AVAILABLE DATA:

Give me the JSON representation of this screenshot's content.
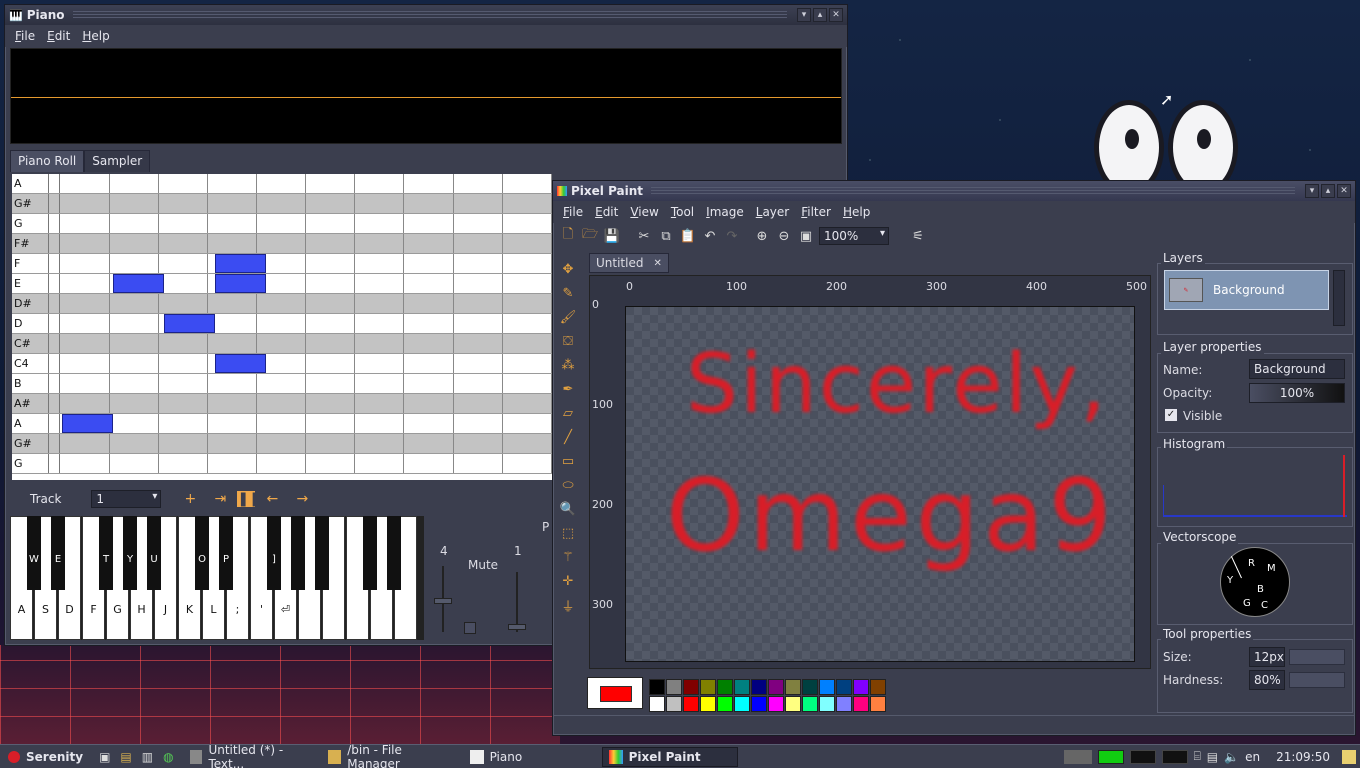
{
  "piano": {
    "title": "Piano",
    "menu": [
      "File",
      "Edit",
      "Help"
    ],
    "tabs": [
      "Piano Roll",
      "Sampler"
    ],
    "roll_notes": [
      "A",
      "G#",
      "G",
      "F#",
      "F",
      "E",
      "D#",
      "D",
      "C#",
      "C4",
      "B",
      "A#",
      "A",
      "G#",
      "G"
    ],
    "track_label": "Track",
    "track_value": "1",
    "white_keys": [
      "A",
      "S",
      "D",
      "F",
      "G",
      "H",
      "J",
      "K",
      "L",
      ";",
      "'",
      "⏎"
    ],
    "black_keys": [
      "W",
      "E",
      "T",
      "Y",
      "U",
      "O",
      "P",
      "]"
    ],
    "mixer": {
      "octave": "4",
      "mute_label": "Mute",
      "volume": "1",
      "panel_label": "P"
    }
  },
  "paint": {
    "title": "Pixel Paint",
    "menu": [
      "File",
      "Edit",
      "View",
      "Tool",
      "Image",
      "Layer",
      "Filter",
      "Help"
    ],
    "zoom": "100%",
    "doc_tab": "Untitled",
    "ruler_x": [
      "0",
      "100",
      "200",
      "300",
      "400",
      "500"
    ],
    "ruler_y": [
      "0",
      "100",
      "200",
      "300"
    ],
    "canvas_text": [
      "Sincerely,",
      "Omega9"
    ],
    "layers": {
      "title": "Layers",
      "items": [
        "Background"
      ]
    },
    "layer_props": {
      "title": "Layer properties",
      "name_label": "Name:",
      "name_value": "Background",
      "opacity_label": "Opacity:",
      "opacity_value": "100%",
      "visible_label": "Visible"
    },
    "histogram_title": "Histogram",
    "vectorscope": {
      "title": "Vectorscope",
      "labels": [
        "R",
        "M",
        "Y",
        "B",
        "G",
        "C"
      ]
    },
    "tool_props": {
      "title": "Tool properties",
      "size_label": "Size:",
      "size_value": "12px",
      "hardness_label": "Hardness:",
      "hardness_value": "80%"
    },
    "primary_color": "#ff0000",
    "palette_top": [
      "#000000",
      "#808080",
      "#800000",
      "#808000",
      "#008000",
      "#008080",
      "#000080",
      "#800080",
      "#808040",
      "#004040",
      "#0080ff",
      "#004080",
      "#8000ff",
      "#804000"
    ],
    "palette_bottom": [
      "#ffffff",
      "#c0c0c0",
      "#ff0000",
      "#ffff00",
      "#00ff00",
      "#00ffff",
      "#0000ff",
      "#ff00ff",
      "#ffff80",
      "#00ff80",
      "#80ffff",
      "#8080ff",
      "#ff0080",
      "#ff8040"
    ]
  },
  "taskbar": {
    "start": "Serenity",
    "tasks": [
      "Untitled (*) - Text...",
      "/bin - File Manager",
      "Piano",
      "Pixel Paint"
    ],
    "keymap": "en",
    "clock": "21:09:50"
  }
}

* * *

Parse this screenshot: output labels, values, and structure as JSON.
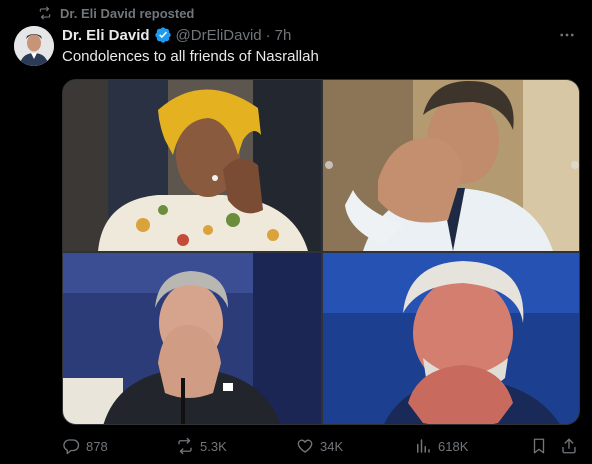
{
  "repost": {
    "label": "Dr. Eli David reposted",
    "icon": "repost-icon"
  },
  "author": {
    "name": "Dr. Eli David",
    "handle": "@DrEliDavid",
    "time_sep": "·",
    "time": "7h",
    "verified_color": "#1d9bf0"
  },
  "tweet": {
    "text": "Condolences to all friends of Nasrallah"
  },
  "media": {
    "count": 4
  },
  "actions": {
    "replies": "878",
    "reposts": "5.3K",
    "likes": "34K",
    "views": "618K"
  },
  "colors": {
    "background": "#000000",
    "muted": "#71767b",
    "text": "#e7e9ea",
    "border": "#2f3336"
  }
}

TASK INSTRUCTIONS:
Show every line of the listing in which the string "this" can be found.

RESULT OF THE EXERCISE:
Give me the JSON representation of this screenshot's content.
Parse this screenshot: output labels, values, and structure as JSON.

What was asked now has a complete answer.